__Task goal__
Each record that follows should be repeated exactly, minus any images.
--- --- ---
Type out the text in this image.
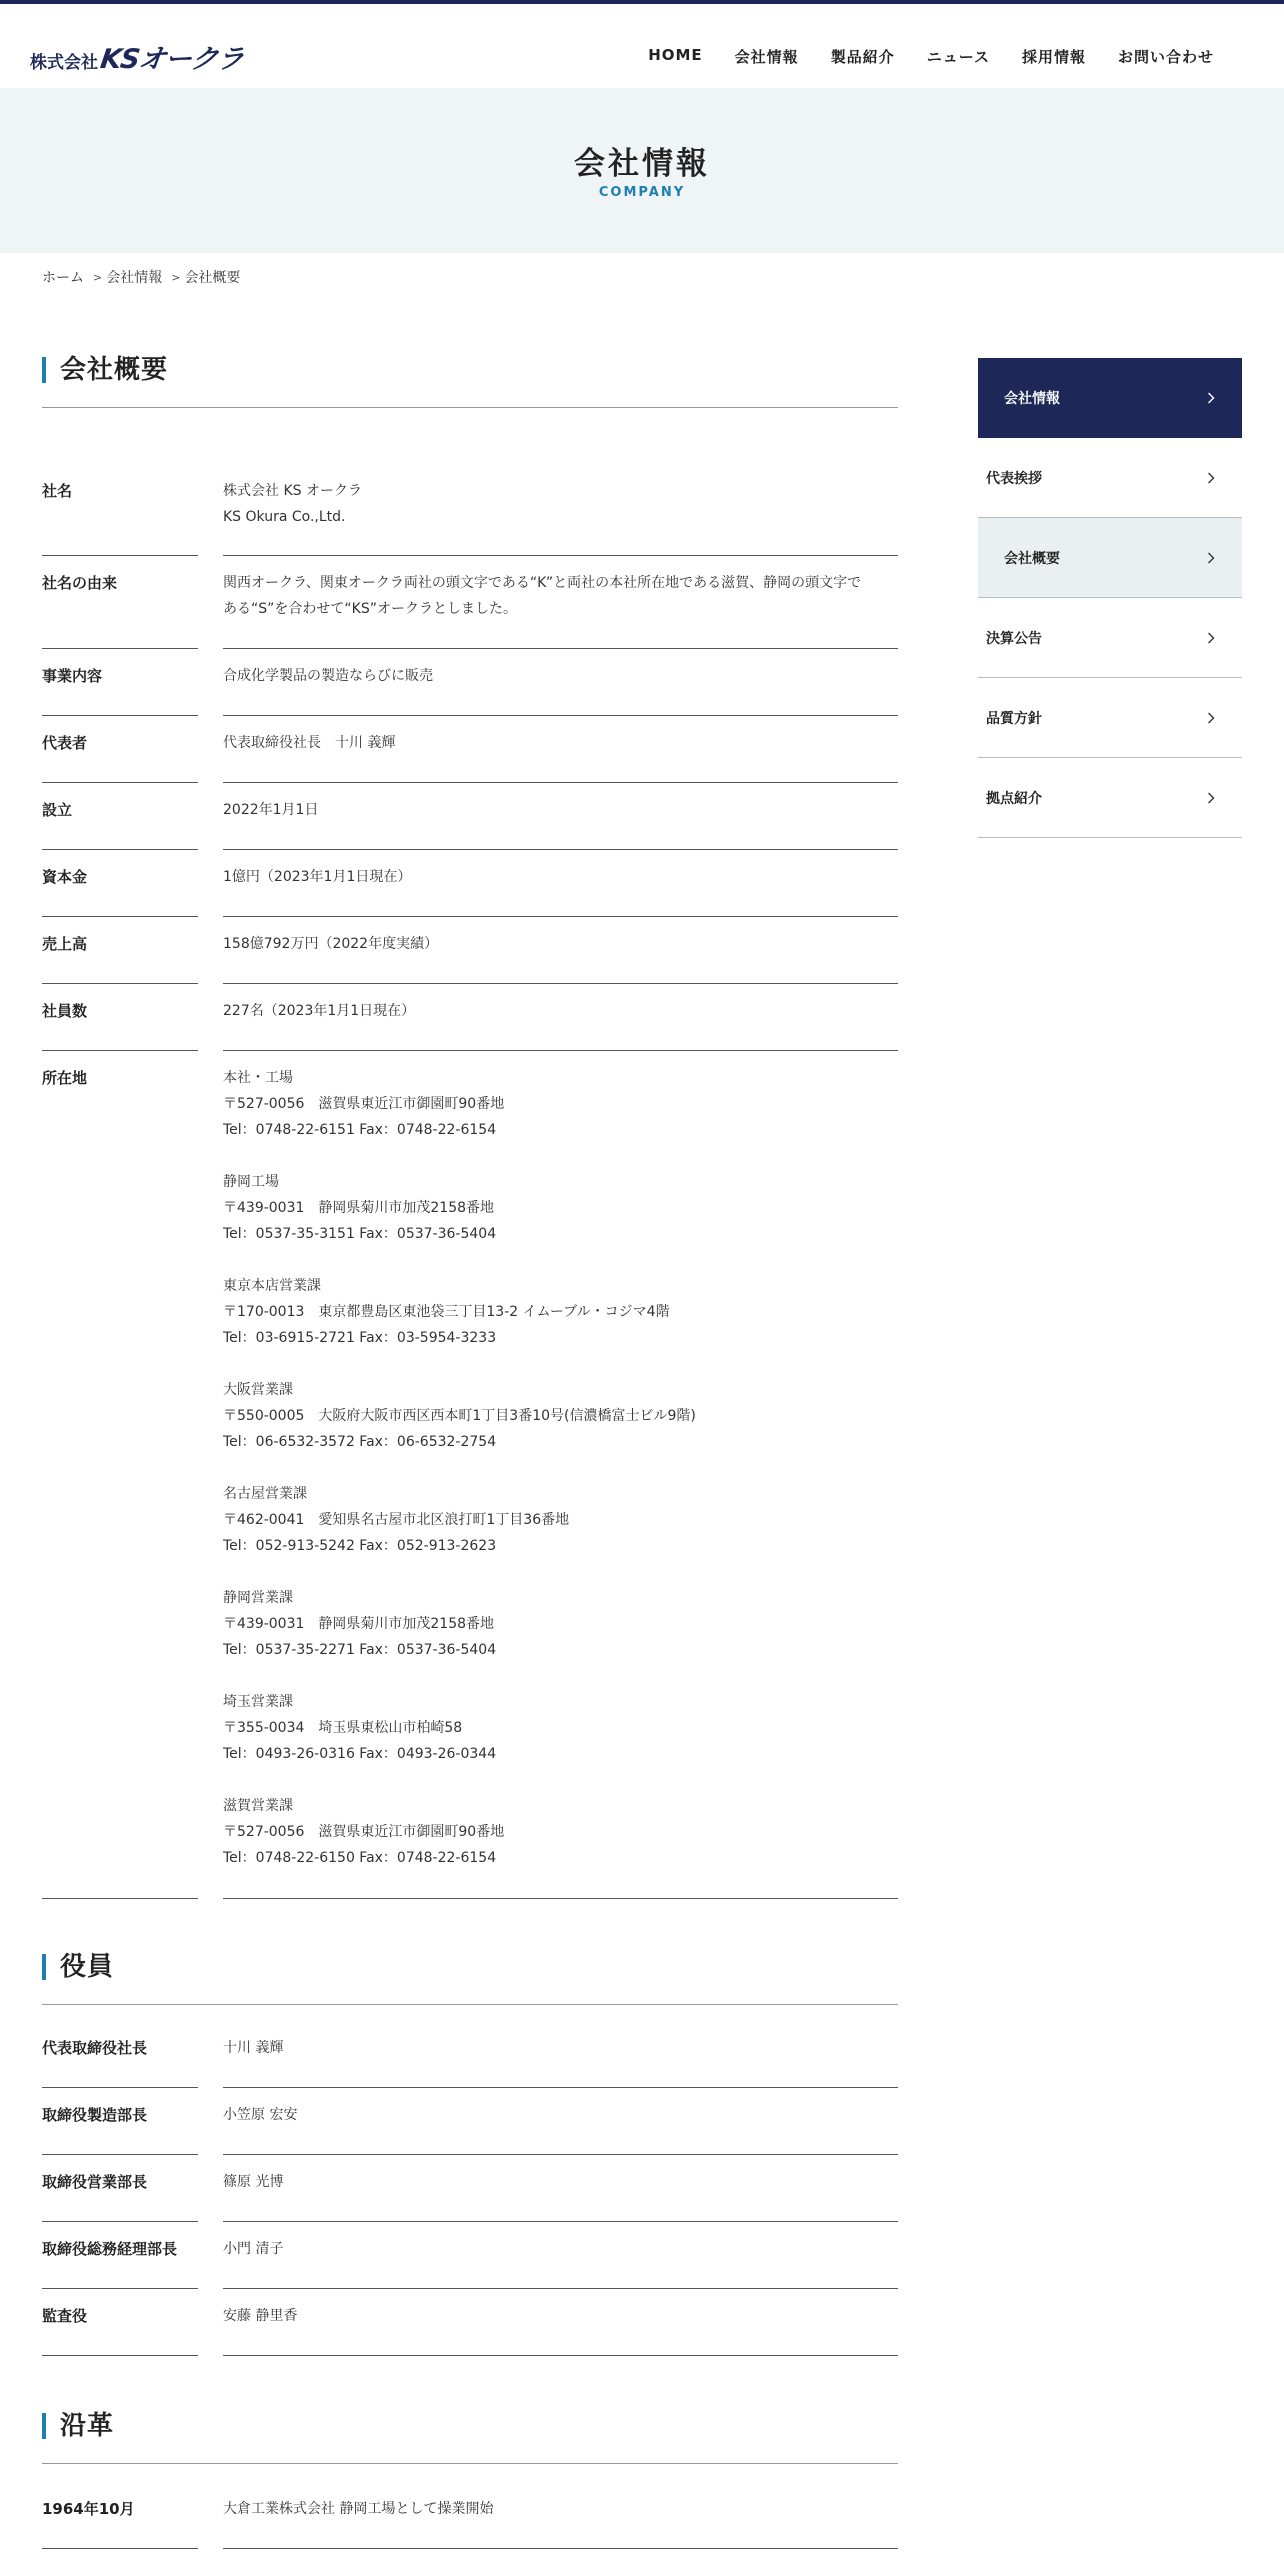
株式会社 KSオークラ	HOME 会社情報 製品紹介 ニュース 採用情報 お問い合わせ
会社情報
COMPANY
ホーム > 会社情報 > 会社概要
会社概要
社名	株式会社 KS オークラ
KS Okura Co.,Ltd.
社名の由来	関西オークラ、関東オークラ両社の頭文字である“K”と両社の本社所在地である滋賀、静岡の頭文字で
ある“S”を合わせて“KS”オークラとしました。
事業内容	合成化学製品の製造ならびに販売
代表者	代表取締役社長　十川 義輝
設立	2022年1月1日
資本金	1億円（2023年1月1日現在）
売上高	158億792万円（2022年度実績）
社員数	227名（2023年1月1日現在）
所在地	本社・工場
〒527-0056　滋賀県東近江市御園町90番地
Tel：0748-22-6151 Fax：0748-22-6154
静岡工場
〒439-0031　静岡県菊川市加茂2158番地
Tel：0537-35-3151 Fax：0537-36-5404
東京本店営業課
〒170-0013　東京都豊島区東池袋三丁目13-2 イムーブル・コジマ4階
Tel：03-6915-2721 Fax：03-5954-3233
大阪営業課
〒550-0005　大阪府大阪市西区西本町1丁目3番10号(信濃橋富士ビル9階)
Tel：06-6532-3572 Fax：06-6532-2754
名古屋営業課
〒462-0041　愛知県名古屋市北区浪打町1丁目36番地
Tel：052-913-5242 Fax：052-913-2623
静岡営業課
〒439-0031　静岡県菊川市加茂2158番地
Tel：0537-35-2271 Fax：0537-36-5404
埼玉営業課
〒355-0034　埼玉県東松山市柏崎58
Tel：0493-26-0316 Fax：0493-26-0344
滋賀営業課
〒527-0056　滋賀県東近江市御園町90番地
Tel：0748-22-6150 Fax：0748-22-6154
役員
代表取締役社長	十川 義輝
取締役製造部長	小笠原 宏安
取締役営業部長	篠原 光博
取締役総務経理部長	小門 清子
監査役	安藤 静里香
沿革
1964年10月	大倉工業株式会社 静岡工場として操業開始
会社情報
代表挨拶
会社概要
決算公告
品質方針
拠点紹介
--- --- ---
__Output__
Type out the text in this image.
株式会社 KSオークラ	HOME 会社情報 製品紹介 ニュース 採用情報 お問い合わせ
会社情報
COMPANY
ホーム > 会社情報 > 会社概要
会社概要
社名	株式会社 KS オークラ
KS Okura Co.,Ltd.
社名の由来	関西オークラ、関東オークラ両社の頭文字である“K”と両社の本社所在地である滋賀、静岡の頭文字で
ある“S”を合わせて“KS”オークラとしました。
事業内容	合成化学製品の製造ならびに販売
代表者	代表取締役社長　十川 義輝
設立	2022年1月1日
資本金	1億円（2023年1月1日現在）
売上高	158億792万円（2022年度実績）
社員数	227名（2023年1月1日現在）
所在地	本社・工場
〒527-0056　滋賀県東近江市御園町90番地
Tel：0748-22-6151 Fax：0748-22-6154
静岡工場
〒439-0031　静岡県菊川市加茂2158番地
Tel：0537-35-3151 Fax：0537-36-5404
東京本店営業課
〒170-0013　東京都豊島区東池袋三丁目13-2 イムーブル・コジマ4階
Tel：03-6915-2721 Fax：03-5954-3233
大阪営業課
〒550-0005　大阪府大阪市西区西本町1丁目3番10号(信濃橋富士ビル9階)
Tel：06-6532-3572 Fax：06-6532-2754
名古屋営業課
〒462-0041　愛知県名古屋市北区浪打町1丁目36番地
Tel：052-913-5242 Fax：052-913-2623
静岡営業課
〒439-0031　静岡県菊川市加茂2158番地
Tel：0537-35-2271 Fax：0537-36-5404
埼玉営業課
〒355-0034　埼玉県東松山市柏崎58
Tel：0493-26-0316 Fax：0493-26-0344
滋賀営業課
〒527-0056　滋賀県東近江市御園町90番地
Tel：0748-22-6150 Fax：0748-22-6154
役員
代表取締役社長	十川 義輝
取締役製造部長	小笠原 宏安
取締役営業部長	篠原 光博
取締役総務経理部長	小門 清子
監査役	安藤 静里香
沿革
1964年10月	大倉工業株式会社 静岡工場として操業開始
会社情報
代表挨拶
会社概要
決算公告
品質方針
拠点紹介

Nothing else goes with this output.